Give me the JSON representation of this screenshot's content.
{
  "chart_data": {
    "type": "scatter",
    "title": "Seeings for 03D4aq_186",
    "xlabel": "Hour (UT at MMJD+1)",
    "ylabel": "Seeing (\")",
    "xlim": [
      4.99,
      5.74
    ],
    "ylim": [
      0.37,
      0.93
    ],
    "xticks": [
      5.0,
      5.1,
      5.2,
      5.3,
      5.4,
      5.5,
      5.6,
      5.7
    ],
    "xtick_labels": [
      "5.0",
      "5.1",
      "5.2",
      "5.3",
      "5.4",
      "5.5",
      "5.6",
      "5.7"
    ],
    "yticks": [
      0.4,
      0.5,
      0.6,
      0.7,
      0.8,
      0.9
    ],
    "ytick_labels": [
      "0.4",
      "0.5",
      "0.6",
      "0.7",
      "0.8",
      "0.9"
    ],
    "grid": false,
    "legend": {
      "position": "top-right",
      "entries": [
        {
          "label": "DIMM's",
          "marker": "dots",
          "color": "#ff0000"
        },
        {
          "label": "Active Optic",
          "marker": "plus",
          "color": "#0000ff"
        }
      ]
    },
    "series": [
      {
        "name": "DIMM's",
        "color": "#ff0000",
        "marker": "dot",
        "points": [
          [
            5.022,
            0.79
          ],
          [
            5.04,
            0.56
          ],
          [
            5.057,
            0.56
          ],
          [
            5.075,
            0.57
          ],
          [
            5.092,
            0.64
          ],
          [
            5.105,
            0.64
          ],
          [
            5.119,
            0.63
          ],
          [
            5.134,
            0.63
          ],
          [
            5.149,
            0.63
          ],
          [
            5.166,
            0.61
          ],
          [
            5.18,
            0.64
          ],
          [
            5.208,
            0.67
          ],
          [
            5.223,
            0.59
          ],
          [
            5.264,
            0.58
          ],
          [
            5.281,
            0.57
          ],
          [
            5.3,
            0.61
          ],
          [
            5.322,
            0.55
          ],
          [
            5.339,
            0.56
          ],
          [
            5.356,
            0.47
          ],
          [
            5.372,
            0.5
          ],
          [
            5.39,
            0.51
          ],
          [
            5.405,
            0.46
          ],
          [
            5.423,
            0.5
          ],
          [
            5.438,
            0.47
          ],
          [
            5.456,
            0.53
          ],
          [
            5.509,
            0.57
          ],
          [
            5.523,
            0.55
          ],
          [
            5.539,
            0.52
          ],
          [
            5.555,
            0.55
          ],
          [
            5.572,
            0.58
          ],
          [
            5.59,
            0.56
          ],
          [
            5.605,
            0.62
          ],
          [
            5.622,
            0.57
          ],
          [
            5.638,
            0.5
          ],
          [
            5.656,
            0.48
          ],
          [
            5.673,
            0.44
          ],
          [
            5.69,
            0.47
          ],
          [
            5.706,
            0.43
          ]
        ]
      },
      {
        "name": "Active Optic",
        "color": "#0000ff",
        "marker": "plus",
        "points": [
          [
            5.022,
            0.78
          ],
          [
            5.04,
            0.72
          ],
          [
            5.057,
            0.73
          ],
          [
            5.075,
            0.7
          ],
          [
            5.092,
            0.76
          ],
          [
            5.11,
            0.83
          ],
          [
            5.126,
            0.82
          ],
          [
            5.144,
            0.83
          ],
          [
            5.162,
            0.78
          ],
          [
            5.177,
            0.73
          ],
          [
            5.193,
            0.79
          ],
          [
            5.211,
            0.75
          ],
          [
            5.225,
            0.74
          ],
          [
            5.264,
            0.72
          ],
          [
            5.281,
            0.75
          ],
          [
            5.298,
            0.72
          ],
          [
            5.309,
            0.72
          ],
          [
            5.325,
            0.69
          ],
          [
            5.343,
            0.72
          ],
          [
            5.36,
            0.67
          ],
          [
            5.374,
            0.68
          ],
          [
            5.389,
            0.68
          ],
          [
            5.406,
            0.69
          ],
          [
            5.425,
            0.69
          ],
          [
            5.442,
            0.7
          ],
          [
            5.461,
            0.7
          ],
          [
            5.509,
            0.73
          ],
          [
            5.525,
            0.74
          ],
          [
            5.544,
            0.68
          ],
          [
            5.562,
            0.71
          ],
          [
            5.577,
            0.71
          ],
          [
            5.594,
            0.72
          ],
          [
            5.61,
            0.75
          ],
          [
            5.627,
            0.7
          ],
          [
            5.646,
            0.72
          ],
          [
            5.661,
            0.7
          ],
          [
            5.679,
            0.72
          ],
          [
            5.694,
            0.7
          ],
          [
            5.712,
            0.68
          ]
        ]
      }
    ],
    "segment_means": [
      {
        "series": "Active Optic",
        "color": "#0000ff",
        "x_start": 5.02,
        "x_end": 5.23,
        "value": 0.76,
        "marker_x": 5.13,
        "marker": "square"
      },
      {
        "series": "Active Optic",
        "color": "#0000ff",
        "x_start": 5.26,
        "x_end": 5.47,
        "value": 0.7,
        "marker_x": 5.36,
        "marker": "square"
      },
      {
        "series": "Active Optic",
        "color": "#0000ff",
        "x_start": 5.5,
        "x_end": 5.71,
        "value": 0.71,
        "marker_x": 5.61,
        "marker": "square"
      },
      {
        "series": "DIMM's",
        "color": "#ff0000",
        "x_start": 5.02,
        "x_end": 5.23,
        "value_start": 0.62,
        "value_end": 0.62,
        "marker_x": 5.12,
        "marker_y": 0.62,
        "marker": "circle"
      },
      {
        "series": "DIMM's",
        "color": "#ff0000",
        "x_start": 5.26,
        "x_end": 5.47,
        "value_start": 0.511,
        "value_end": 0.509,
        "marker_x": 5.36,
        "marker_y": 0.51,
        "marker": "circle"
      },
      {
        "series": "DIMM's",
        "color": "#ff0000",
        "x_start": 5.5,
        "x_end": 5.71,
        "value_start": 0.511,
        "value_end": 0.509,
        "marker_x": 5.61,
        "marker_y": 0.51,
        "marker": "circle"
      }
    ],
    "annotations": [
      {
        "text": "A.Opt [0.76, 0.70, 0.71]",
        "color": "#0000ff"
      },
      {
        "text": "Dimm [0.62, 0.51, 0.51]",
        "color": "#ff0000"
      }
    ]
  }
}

····················

* _WORK TO DO_:
Return all lines of the material above in which the word "text" occurs.

* _COMPLETE RESPONSE_:
        "text": "A.Opt [0.76, 0.70, 0.71]",
        "text": "Dimm [0.62, 0.51, 0.51]",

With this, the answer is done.